--- begin ---
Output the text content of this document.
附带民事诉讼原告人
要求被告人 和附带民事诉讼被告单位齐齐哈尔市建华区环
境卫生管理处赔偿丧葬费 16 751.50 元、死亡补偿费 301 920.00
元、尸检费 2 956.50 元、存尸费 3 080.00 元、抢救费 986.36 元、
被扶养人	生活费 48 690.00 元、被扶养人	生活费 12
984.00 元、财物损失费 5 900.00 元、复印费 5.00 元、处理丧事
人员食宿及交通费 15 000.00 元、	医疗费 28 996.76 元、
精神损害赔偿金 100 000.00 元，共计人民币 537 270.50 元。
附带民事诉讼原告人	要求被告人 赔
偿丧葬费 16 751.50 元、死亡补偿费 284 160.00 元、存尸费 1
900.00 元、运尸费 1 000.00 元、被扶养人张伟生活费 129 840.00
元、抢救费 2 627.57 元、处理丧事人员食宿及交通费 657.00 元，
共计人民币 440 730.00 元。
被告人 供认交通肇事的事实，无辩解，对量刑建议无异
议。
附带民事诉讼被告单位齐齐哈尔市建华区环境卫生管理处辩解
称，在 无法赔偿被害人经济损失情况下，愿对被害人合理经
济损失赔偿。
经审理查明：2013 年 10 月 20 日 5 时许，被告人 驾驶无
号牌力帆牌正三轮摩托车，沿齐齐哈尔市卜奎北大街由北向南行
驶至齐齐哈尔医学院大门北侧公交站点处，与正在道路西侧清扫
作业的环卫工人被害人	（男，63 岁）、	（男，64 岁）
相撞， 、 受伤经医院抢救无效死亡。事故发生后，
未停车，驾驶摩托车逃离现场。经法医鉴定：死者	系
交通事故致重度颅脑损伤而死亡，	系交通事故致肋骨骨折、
--- end ---
Output the listing above without altering a single character.

Output the text content of this document.
附带民事诉讼原告人
要求被告人 和附带民事诉讼被告单位齐齐哈尔市建华区环
境卫生管理处赔偿丧葬费 16 751.50 元、死亡补偿费 301 920.00
元、尸检费 2 956.50 元、存尸费 3 080.00 元、抢救费 986.36 元、
被扶养人	生活费 48 690.00 元、被扶养人	生活费 12
984.00 元、财物损失费 5 900.00 元、复印费 5.00 元、处理丧事
人员食宿及交通费 15 000.00 元、	医疗费 28 996.76 元、
精神损害赔偿金 100 000.00 元，共计人民币 537 270.50 元。
附带民事诉讼原告人	要求被告人 赔
偿丧葬费 16 751.50 元、死亡补偿费 284 160.00 元、存尸费 1
900.00 元、运尸费 1 000.00 元、被扶养人张伟生活费 129 840.00
元、抢救费 2 627.57 元、处理丧事人员食宿及交通费 657.00 元，
共计人民币 440 730.00 元。
被告人 供认交通肇事的事实，无辩解，对量刑建议无异
议。
附带民事诉讼被告单位齐齐哈尔市建华区环境卫生管理处辩解
称，在 无法赔偿被害人经济损失情况下，愿对被害人合理经
济损失赔偿。
经审理查明：2013 年 10 月 20 日 5 时许，被告人 驾驶无
号牌力帆牌正三轮摩托车，沿齐齐哈尔市卜奎北大街由北向南行
驶至齐齐哈尔医学院大门北侧公交站点处，与正在道路西侧清扫
作业的环卫工人被害人	（男，63 岁）、	（男，64 岁）
相撞， 、 受伤经医院抢救无效死亡。事故发生后，
未停车，驾驶摩托车逃离现场。经法医鉴定：死者	系
交通事故致重度颅脑损伤而死亡，	系交通事故致肋骨骨折、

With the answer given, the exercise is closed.